Page excerpt:
....................

What is stoichiometry with acid and base dissociation?

1 Answer
Aug 12, 2015

I have to guess what you are asking so I apologize if I am wrong. Stoichiometry is simply a word that means "in the right measure".


So, an example of stoichiometry. If you went out to the shops with a £20 note, and bought 4L of milk costing £1-20, when you received the change you would immediately know whether or not you had been short-changed. Either the grocer had made a mistake, or was trying to short change you. Nevertheless, you would have cause for complaint if you didn't get £18-80 precisely. This is a stoichiometric transaction. In all chemical reactions, mass is conserved in the same way as change: if you start with 10 g of total reactant, at most you are going to get 10 g of product in total, because mass is conserved in every chemical reaction. In practice, you are not even going to get that.

....................

Listed entries:

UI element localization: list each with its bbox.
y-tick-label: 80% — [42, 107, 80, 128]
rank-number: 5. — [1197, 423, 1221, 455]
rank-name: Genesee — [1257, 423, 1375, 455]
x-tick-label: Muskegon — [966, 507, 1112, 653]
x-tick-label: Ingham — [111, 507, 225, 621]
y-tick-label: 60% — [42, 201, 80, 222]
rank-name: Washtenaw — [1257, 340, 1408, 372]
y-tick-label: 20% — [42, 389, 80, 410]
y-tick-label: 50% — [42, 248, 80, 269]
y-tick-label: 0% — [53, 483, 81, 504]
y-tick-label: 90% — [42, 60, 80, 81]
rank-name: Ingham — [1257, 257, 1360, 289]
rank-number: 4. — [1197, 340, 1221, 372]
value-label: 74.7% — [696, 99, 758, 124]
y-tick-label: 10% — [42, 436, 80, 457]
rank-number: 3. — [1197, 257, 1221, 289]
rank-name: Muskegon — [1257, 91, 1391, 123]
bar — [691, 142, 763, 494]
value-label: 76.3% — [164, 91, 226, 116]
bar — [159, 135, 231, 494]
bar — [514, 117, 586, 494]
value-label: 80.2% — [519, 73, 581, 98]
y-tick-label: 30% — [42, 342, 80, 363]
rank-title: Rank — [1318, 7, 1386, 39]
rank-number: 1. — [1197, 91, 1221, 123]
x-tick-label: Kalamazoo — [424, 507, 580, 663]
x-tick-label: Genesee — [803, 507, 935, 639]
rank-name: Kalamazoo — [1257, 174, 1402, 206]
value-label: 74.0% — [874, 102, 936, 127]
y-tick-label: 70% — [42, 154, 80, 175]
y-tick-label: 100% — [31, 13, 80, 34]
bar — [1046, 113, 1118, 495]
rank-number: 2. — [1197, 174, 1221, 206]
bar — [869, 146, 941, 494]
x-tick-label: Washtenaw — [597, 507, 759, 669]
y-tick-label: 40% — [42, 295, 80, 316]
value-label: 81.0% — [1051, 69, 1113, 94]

....................

What you will do:
1) Which sums of money does the stoichiometry answer mention? List each one.
2) Go on with the stoichiometry answer after its final sentence.

Numbered answers:
1) £20, £1-20, £18-80

2)
So, because atoms have finite and definite mass, it follows that they will combine to preserve the same mass, If you have an unknown quantity of sodium hydroxide solution, and you react this with a known quantity of hydrochloric acid, you can calculate both the amount and mass of the sodium hydroxide, by reference to the known amount of hydrochloric acid you use. We can represent this reaction in words,

Sodium hydroxide + hydrogen chloride#rarr# sodium chloride + water.

Or, more conveniently, we can represent it with symbols:

#(i) NaOH(aq) + HCl(aq) rarr NaCl(aq) + H_2O(l)#

In fact, we can be even more concise than this, because we are not really interested in the #NaCl(aq)#; we are interested in what is called the neutralization of the acid by the base:

#(ii) OH^-# #+# #H^+ rarr H_2O#

or (where protium ion #H^+# is represented as the hydronium ion, #H_3O^+, # and I assure you they are the same).

#(iii) OH^-# #+# #H_3O^+ rarr 2H_2O#

In one way or another, equation (ii) and (iii) are all that is occurring in an acid/base reaction, and represents acid/base stoichiometry in water. Hydroxide anion, #OH^-#, is neutralized by the protium ion, #H^+#, to give #H_2O#.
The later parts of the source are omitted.